-- start of Data supplied --

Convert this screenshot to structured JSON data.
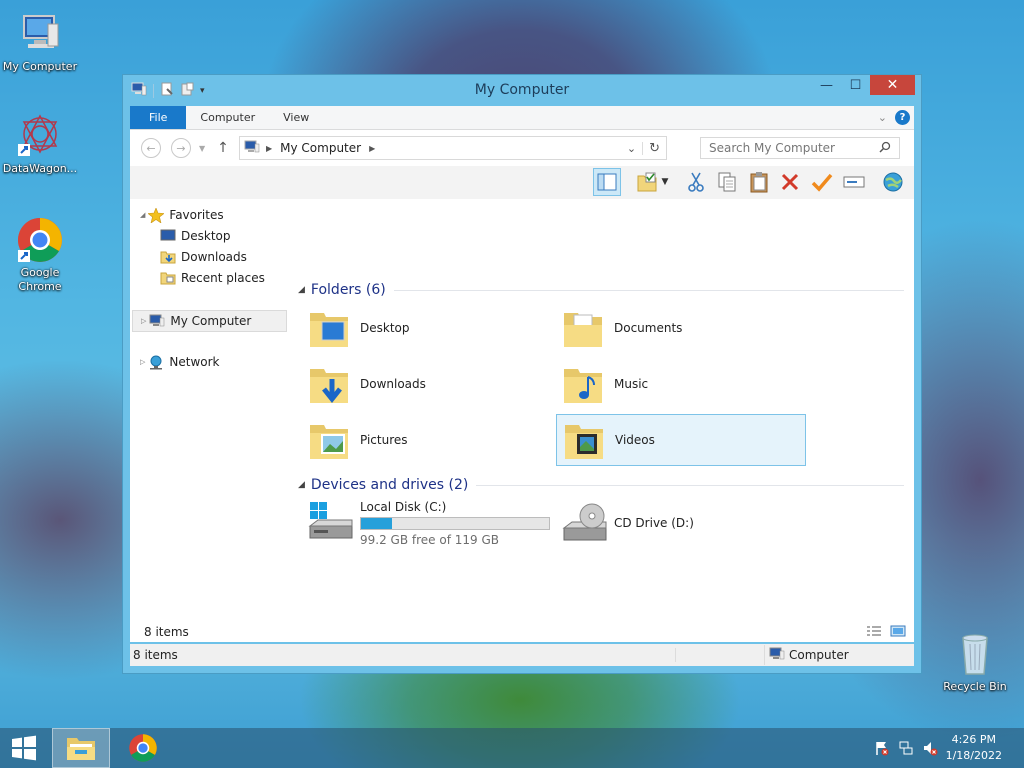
{
  "desktop": {
    "icons": [
      {
        "label": "My Computer",
        "icon": "computer-icon"
      },
      {
        "label": "DataWagon...",
        "icon": "datawagon-icon"
      },
      {
        "label": "Google Chrome",
        "icon": "chrome-icon"
      },
      {
        "label": "Recycle Bin",
        "icon": "recycle-bin-icon"
      }
    ]
  },
  "window": {
    "title": "My Computer",
    "tabs": [
      "File",
      "Computer",
      "View"
    ],
    "address": {
      "path": "My Computer"
    },
    "search": {
      "placeholder": "Search My Computer"
    },
    "nav": {
      "favorites": "Favorites",
      "items": [
        "Desktop",
        "Downloads",
        "Recent places"
      ],
      "computer": "My Computer",
      "network": "Network"
    },
    "folders": {
      "header": "Folders (6)",
      "items": [
        "Desktop",
        "Documents",
        "Downloads",
        "Music",
        "Pictures",
        "Videos"
      ],
      "selected": "Videos"
    },
    "drives": {
      "header": "Devices and drives (2)",
      "local": {
        "name": "Local Disk (C:)",
        "free_text": "99.2 GB free of 119 GB",
        "used_fraction": 0.166
      },
      "cd": {
        "name": "CD Drive (D:)"
      }
    },
    "status_inner": "8 items",
    "status_left": "8 items",
    "status_right": "Computer"
  },
  "taskbar": {
    "time": "4:26 PM",
    "date": "1/18/2022"
  },
  "colors": {
    "accent": "#1979ca",
    "selection": "#e5f3fb",
    "close": "#c7463c",
    "progress": "#26a0da"
  }
}
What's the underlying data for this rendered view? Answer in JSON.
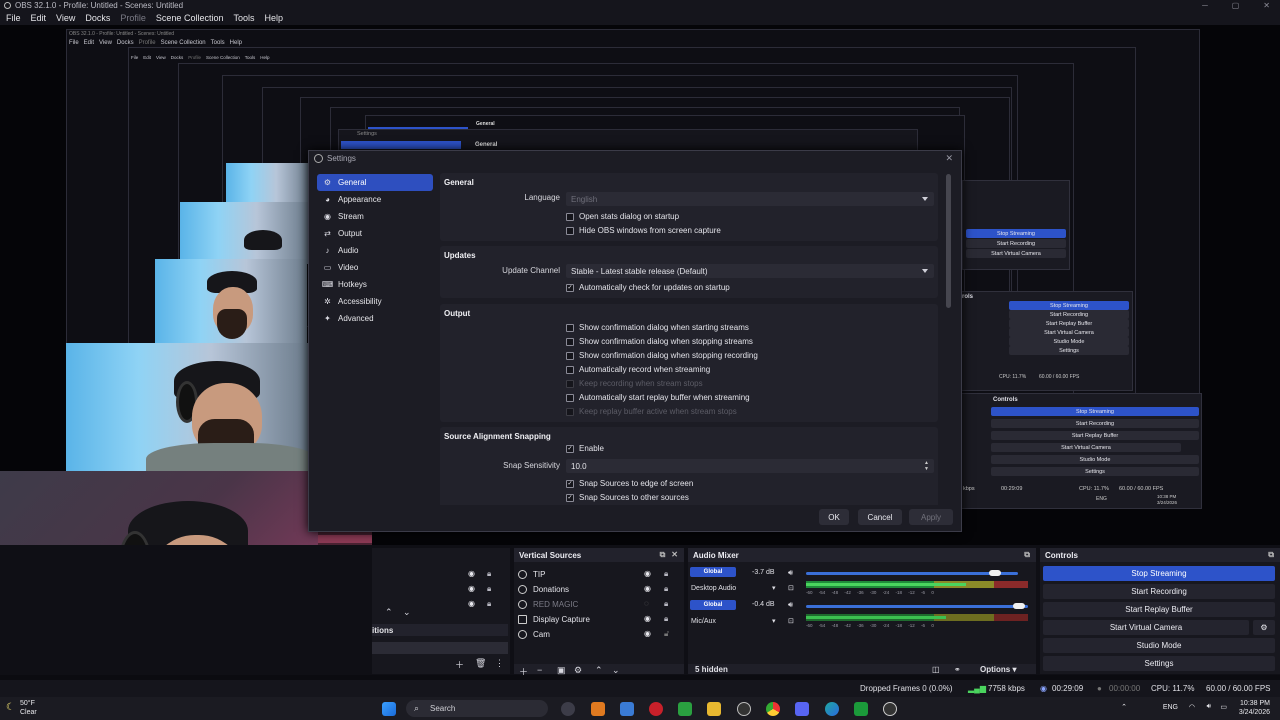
{
  "window": {
    "title": "OBS 32.1.0 - Profile: Untitled - Scenes: Untitled",
    "menu": [
      "File",
      "Edit",
      "View",
      "Docks",
      "Profile",
      "Scene Collection",
      "Tools",
      "Help"
    ],
    "min_icon": "minimize-icon",
    "max_icon": "maximize-icon",
    "close_icon": "close-icon"
  },
  "nested": {
    "title1": "OBS 32.1.0 - Profile: Untitled - Scenes: Untitled",
    "menu": [
      "File",
      "Edit",
      "View",
      "Docks",
      "Profile",
      "Scene Collection",
      "Tools",
      "Help"
    ],
    "settings_title": "Settings",
    "general": "General",
    "controls_title": "Controls",
    "controls": [
      "Stop Streaming",
      "Start Recording",
      "Start Replay Buffer",
      "Start Virtual Camera",
      "Studio Mode",
      "Settings"
    ],
    "status_time": "00:29:09",
    "status_cpu": "CPU: 11.7%",
    "status_fps": "60.00 / 60.00 FPS",
    "status_kbps": "kbps",
    "tray_lang": "ENG",
    "tray_time": "10:38 PM",
    "tray_date": "3/24/2026",
    "sub_controls_label": "rols"
  },
  "settings": {
    "title": "Settings",
    "nav": [
      {
        "label": "General",
        "icon": "gear-icon"
      },
      {
        "label": "Appearance",
        "icon": "palette-icon"
      },
      {
        "label": "Stream",
        "icon": "broadcast-icon"
      },
      {
        "label": "Output",
        "icon": "output-icon"
      },
      {
        "label": "Audio",
        "icon": "speaker-icon"
      },
      {
        "label": "Video",
        "icon": "monitor-icon"
      },
      {
        "label": "Hotkeys",
        "icon": "keyboard-icon"
      },
      {
        "label": "Accessibility",
        "icon": "accessibility-icon"
      },
      {
        "label": "Advanced",
        "icon": "wrench-icon"
      }
    ],
    "general": {
      "heading": "General",
      "language_label": "Language",
      "language_value": "English",
      "open_stats": "Open stats dialog on startup",
      "hide_obs": "Hide OBS windows from screen capture"
    },
    "updates": {
      "heading": "Updates",
      "channel_label": "Update Channel",
      "channel_value": "Stable - Latest stable release (Default)",
      "auto_check": "Automatically check for updates on startup"
    },
    "output": {
      "heading": "Output",
      "items": [
        {
          "label": "Show confirmation dialog when starting streams",
          "checked": false,
          "enabled": true
        },
        {
          "label": "Show confirmation dialog when stopping streams",
          "checked": false,
          "enabled": true
        },
        {
          "label": "Show confirmation dialog when stopping recording",
          "checked": false,
          "enabled": true
        },
        {
          "label": "Automatically record when streaming",
          "checked": false,
          "enabled": true
        },
        {
          "label": "Keep recording when stream stops",
          "checked": false,
          "enabled": false
        },
        {
          "label": "Automatically start replay buffer when streaming",
          "checked": false,
          "enabled": true
        },
        {
          "label": "Keep replay buffer active when stream stops",
          "checked": false,
          "enabled": false
        }
      ]
    },
    "snapping": {
      "heading": "Source Alignment Snapping",
      "enable": "Enable",
      "sensitivity_label": "Snap Sensitivity",
      "sensitivity_value": "10.0",
      "edge": "Snap Sources to edge of screen",
      "other": "Snap Sources to other sources"
    },
    "buttons": {
      "ok": "OK",
      "cancel": "Cancel",
      "apply": "Apply"
    }
  },
  "docks": {
    "scene_transitions_partial": "itions",
    "vertical_sources": {
      "title": "Vertical Sources",
      "items": [
        {
          "label": "TIP",
          "visible": true,
          "locked": true,
          "dimmed": false
        },
        {
          "label": "Donations",
          "visible": true,
          "locked": true,
          "dimmed": false
        },
        {
          "label": "RED MAGIC",
          "visible": false,
          "locked": true,
          "dimmed": true
        },
        {
          "label": "Display Capture",
          "visible": true,
          "locked": true,
          "dimmed": false
        },
        {
          "label": "Cam",
          "visible": true,
          "locked": false,
          "dimmed": false
        }
      ]
    },
    "audio_mixer": {
      "title": "Audio Mixer",
      "channels": [
        {
          "name": "Desktop Audio",
          "global": "Global",
          "db": "-3.7 dB",
          "volume_fraction": 0.9
        },
        {
          "name": "Mic/Aux",
          "global": "Global",
          "db": "-0.4 dB",
          "volume_fraction": 0.97
        }
      ],
      "ticks": [
        "-60",
        "-54",
        "-48",
        "-42",
        "-36",
        "-30",
        "-24",
        "-18",
        "-12",
        "-6",
        "0"
      ],
      "hidden": "5 hidden",
      "options": "Options"
    },
    "controls": {
      "title": "Controls",
      "buttons": [
        "Stop Streaming",
        "Start Recording",
        "Start Replay Buffer",
        "Start Virtual Camera",
        "Studio Mode",
        "Settings"
      ]
    }
  },
  "status": {
    "dropped": "Dropped Frames 0 (0.0%)",
    "kbps": "7758 kbps",
    "stream_time": "00:29:09",
    "rec_time": "00:00:00",
    "cpu": "CPU: 11.7%",
    "fps": "60.00 / 60.00 FPS"
  },
  "taskbar": {
    "weather_temp": "50°F",
    "weather_desc": "Clear",
    "search": "Search",
    "lang": "ENG",
    "time": "10:38 PM",
    "date": "3/24/2026"
  },
  "colors": {
    "accent": "#2d53c9",
    "panel": "#17171e",
    "background": "#0f0f15"
  }
}
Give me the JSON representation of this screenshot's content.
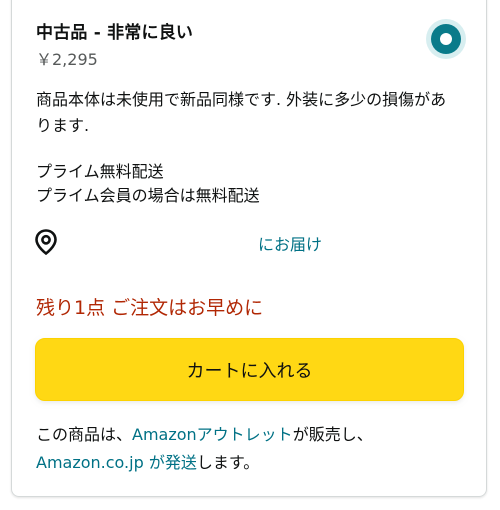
{
  "offer": {
    "condition": "中古品 - 非常に良い",
    "price": "￥2,295",
    "selected": true,
    "description": "商品本体は未使用で新品同様です. 外装に多少の損傷があります.",
    "shipping_line1": "プライム無料配送",
    "shipping_line2": "プライム会員の場合は無料配送",
    "deliver_to": "にお届け",
    "stock_message": "残り1点 ご注文はお早めに",
    "add_to_cart": "カートに入れる",
    "seller": {
      "prefix": "この商品は、",
      "seller_name": "Amazonアウトレット",
      "middle": "が販売し、",
      "fulfiller": "Amazon.co.jp が発送",
      "suffix": "します。"
    }
  },
  "colors": {
    "accent": "#007185",
    "radio": "#0a7b8a",
    "stock": "#b12704",
    "button": "#ffd814"
  },
  "icons": {
    "radio": "radio-selected-icon",
    "location": "location-pin-icon"
  }
}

-- end of Data supplied --

Given instruction: Leave out the pictures and return every record word for word.

Expected output:
Convert this screenshot to structured JSON data.
{
  "desktop": {
    "icons": [
      {
        "label": "My Computer",
        "icon": "computer-icon"
      },
      {
        "label": "DataWagon...",
        "icon": "datawagon-icon"
      },
      {
        "label": "Google Chrome",
        "icon": "chrome-icon"
      },
      {
        "label": "Recycle Bin",
        "icon": "recycle-bin-icon"
      }
    ]
  },
  "window": {
    "title": "My Computer",
    "tabs": [
      "File",
      "Computer",
      "View"
    ],
    "address": {
      "path": "My Computer"
    },
    "search": {
      "placeholder": "Search My Computer"
    },
    "nav": {
      "favorites": "Favorites",
      "items": [
        "Desktop",
        "Downloads",
        "Recent places"
      ],
      "computer": "My Computer",
      "network": "Network"
    },
    "folders": {
      "header": "Folders (6)",
      "items": [
        "Desktop",
        "Documents",
        "Downloads",
        "Music",
        "Pictures",
        "Videos"
      ],
      "selected": "Videos"
    },
    "drives": {
      "header": "Devices and drives (2)",
      "local": {
        "name": "Local Disk (C:)",
        "free_text": "99.2 GB free of 119 GB",
        "used_fraction": 0.166
      },
      "cd": {
        "name": "CD Drive (D:)"
      }
    },
    "status_inner": "8 items",
    "status_left": "8 items",
    "status_right": "Computer"
  },
  "taskbar": {
    "time": "4:26 PM",
    "date": "1/18/2022"
  },
  "colors": {
    "accent": "#1979ca",
    "selection": "#e5f3fb",
    "close": "#c7463c",
    "progress": "#26a0da"
  }
}
What's the underlying data for this rendered view? Answer in JSON.
{
  "window": {
    "title": "OBS 32.1.0 - Profile: Untitled - Scenes: Untitled",
    "menu": [
      "File",
      "Edit",
      "View",
      "Docks",
      "Profile",
      "Scene Collection",
      "Tools",
      "Help"
    ],
    "min_icon": "minimize-icon",
    "max_icon": "maximize-icon",
    "close_icon": "close-icon"
  },
  "nested": {
    "title1": "OBS 32.1.0 - Profile: Untitled - Scenes: Untitled",
    "menu": [
      "File",
      "Edit",
      "View",
      "Docks",
      "Profile",
      "Scene Collection",
      "Tools",
      "Help"
    ],
    "settings_title": "Settings",
    "general": "General",
    "controls_title": "Controls",
    "controls": [
      "Stop Streaming",
      "Start Recording",
      "Start Replay Buffer",
      "Start Virtual Camera",
      "Studio Mode",
      "Settings"
    ],
    "status_time": "00:29:09",
    "status_cpu": "CPU: 11.7%",
    "status_fps": "60.00 / 60.00 FPS",
    "status_kbps": "kbps",
    "tray_lang": "ENG",
    "tray_time": "10:38 PM",
    "tray_date": "3/24/2026",
    "sub_controls_label": "rols"
  },
  "settings": {
    "title": "Settings",
    "nav": [
      {
        "label": "General",
        "icon": "gear-icon"
      },
      {
        "label": "Appearance",
        "icon": "palette-icon"
      },
      {
        "label": "Stream",
        "icon": "broadcast-icon"
      },
      {
        "label": "Output",
        "icon": "output-icon"
      },
      {
        "label": "Audio",
        "icon": "speaker-icon"
      },
      {
        "label": "Video",
        "icon": "monitor-icon"
      },
      {
        "label": "Hotkeys",
        "icon": "keyboard-icon"
      },
      {
        "label": "Accessibility",
        "icon": "accessibility-icon"
      },
      {
        "label": "Advanced",
        "icon": "wrench-icon"
      }
    ],
    "general": {
      "heading": "General",
      "language_label": "Language",
      "language_value": "English",
      "open_stats": "Open stats dialog on startup",
      "hide_obs": "Hide OBS windows from screen capture"
    },
    "updates": {
      "heading": "Updates",
      "channel_label": "Update Channel",
      "channel_value": "Stable - Latest stable release (Default)",
      "auto_check": "Automatically check for updates on startup"
    },
    "output": {
      "heading": "Output",
      "items": [
        {
          "label": "Show confirmation dialog when starting streams",
          "checked": false,
          "enabled": true
        },
        {
          "label": "Show confirmation dialog when stopping streams",
          "checked": false,
          "enabled": true
        },
        {
          "label": "Show confirmation dialog when stopping recording",
          "checked": false,
          "enabled": true
        },
        {
          "label": "Automatically record when streaming",
          "checked": false,
          "enabled": true
        },
        {
          "label": "Keep recording when stream stops",
          "checked": false,
          "enabled": false
        },
        {
          "label": "Automatically start replay buffer when streaming",
          "checked": false,
          "enabled": true
        },
        {
          "label": "Keep replay buffer active when stream stops",
          "checked": false,
          "enabled": false
        }
      ]
    },
    "snapping": {
      "heading": "Source Alignment Snapping",
      "enable": "Enable",
      "sensitivity_label": "Snap Sensitivity",
      "sensitivity_value": "10.0",
      "edge": "Snap Sources to edge of screen",
      "other": "Snap Sources to other sources"
    },
    "buttons": {
      "ok": "OK",
      "cancel": "Cancel",
      "apply": "Apply"
    }
  },
  "docks": {
    "scene_transitions_partial": "itions",
    "vertical_sources": {
      "title": "Vertical Sources",
      "items": [
        {
          "label": "TIP",
          "visible": true,
          "locked": true,
          "dimmed": false
        },
        {
          "label": "Donations",
          "visible": true,
          "locked": true,
          "dimmed": false
        },
        {
          "label": "RED MAGIC",
          "visible": false,
          "locked": true,
          "dimmed": true
        },
        {
          "label": "Display Capture",
          "visible": true,
          "locked": true,
          "dimmed": false
        },
        {
          "label": "Cam",
          "visible": true,
          "locked": false,
          "dimmed": false
        }
      ]
    },
    "audio_mixer": {
      "title": "Audio Mixer",
      "channels": [
        {
          "name": "Desktop Audio",
          "global": "Global",
          "db": "-3.7 dB",
          "volume_fraction": 0.9
        },
        {
          "name": "Mic/Aux",
          "global": "Global",
          "db": "-0.4 dB",
          "volume_fraction": 0.97
        }
      ],
      "ticks": [
        "-60",
        "-54",
        "-48",
        "-42",
        "-36",
        "-30",
        "-24",
        "-18",
        "-12",
        "-6",
        "0"
      ],
      "hidden": "5 hidden",
      "options": "Options"
    },
    "controls": {
      "title": "Controls",
      "buttons": [
        "Stop Streaming",
        "Start Recording",
        "Start Replay Buffer",
        "Start Virtual Camera",
        "Studio Mode",
        "Settings"
      ]
    }
  },
  "status": {
    "dropped": "Dropped Frames 0 (0.0%)",
    "kbps": "7758 kbps",
    "stream_time": "00:29:09",
    "rec_time": "00:00:00",
    "cpu": "CPU: 11.7%",
    "fps": "60.00 / 60.00 FPS"
  },
  "taskbar": {
    "weather_temp": "50°F",
    "weather_desc": "Clear",
    "search": "Search",
    "lang": "ENG",
    "time": "10:38 PM",
    "date": "3/24/2026"
  },
  "colors": {
    "accent": "#2d53c9",
    "panel": "#17171e",
    "background": "#0f0f15"
  }
}
Give me the JSON representation of this screenshot's content.
{
  "offer": {
    "condition": "中古品 - 非常に良い",
    "price": "￥2,295",
    "selected": true,
    "description": "商品本体は未使用で新品同様です. 外装に多少の損傷があります.",
    "shipping_line1": "プライム無料配送",
    "shipping_line2": "プライム会員の場合は無料配送",
    "deliver_to": "にお届け",
    "stock_message": "残り1点 ご注文はお早めに",
    "add_to_cart": "カートに入れる",
    "seller": {
      "prefix": "この商品は、",
      "seller_name": "Amazonアウトレット",
      "middle": "が販売し、",
      "fulfiller": "Amazon.co.jp が発送",
      "suffix": "します。"
    }
  },
  "colors": {
    "accent": "#007185",
    "radio": "#0a7b8a",
    "stock": "#b12704",
    "button": "#ffd814"
  },
  "icons": {
    "radio": "radio-selected-icon",
    "location": "location-pin-icon"
  }
}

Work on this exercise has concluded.